Data records:
· · · · · · ·
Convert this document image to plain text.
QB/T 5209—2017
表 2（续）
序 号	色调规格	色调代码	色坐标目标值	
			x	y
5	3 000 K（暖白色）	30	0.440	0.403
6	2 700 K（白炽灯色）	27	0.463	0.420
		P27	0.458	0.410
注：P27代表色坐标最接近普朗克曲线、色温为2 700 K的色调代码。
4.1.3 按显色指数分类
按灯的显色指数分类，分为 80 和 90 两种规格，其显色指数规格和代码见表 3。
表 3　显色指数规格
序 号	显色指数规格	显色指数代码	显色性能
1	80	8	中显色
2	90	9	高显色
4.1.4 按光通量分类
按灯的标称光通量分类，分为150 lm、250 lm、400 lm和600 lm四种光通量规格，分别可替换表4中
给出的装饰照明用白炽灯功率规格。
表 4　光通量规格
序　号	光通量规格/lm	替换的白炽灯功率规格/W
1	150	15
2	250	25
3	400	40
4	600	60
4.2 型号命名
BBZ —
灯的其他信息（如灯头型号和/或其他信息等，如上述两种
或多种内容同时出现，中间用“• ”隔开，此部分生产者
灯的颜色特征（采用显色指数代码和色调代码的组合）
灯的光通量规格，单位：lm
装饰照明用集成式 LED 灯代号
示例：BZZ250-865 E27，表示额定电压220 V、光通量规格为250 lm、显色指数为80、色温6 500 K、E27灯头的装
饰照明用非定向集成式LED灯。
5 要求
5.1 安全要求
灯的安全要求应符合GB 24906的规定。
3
· · · · · · ·
Reproduce the full listing exactly.

EXERCISE SOLUTION
Convert this document image to plain text.
QB/T 5209—2017
表 2（续）
序 号	色调规格	色调代码	色坐标目标值	
			x	y
5	3 000 K（暖白色）	30	0.440	0.403
6	2 700 K（白炽灯色）	27	0.463	0.420
		P27	0.458	0.410
注：P27代表色坐标最接近普朗克曲线、色温为2 700 K的色调代码。
4.1.3 按显色指数分类
按灯的显色指数分类，分为 80 和 90 两种规格，其显色指数规格和代码见表 3。
表 3　显色指数规格
序 号	显色指数规格	显色指数代码	显色性能
1	80	8	中显色
2	90	9	高显色
4.1.4 按光通量分类
按灯的标称光通量分类，分为150 lm、250 lm、400 lm和600 lm四种光通量规格，分别可替换表4中
给出的装饰照明用白炽灯功率规格。
表 4　光通量规格
序　号	光通量规格/lm	替换的白炽灯功率规格/W
1	150	15
2	250	25
3	400	40
4	600	60
4.2 型号命名
BBZ —
灯的其他信息（如灯头型号和/或其他信息等，如上述两种
或多种内容同时出现，中间用“• ”隔开，此部分生产者
灯的颜色特征（采用显色指数代码和色调代码的组合）
灯的光通量规格，单位：lm
装饰照明用集成式 LED 灯代号
示例：BZZ250-865 E27，表示额定电压220 V、光通量规格为250 lm、显色指数为80、色温6 500 K、E27灯头的装
饰照明用非定向集成式LED灯。
5 要求
5.1 安全要求
灯的安全要求应符合GB 24906的规定。
3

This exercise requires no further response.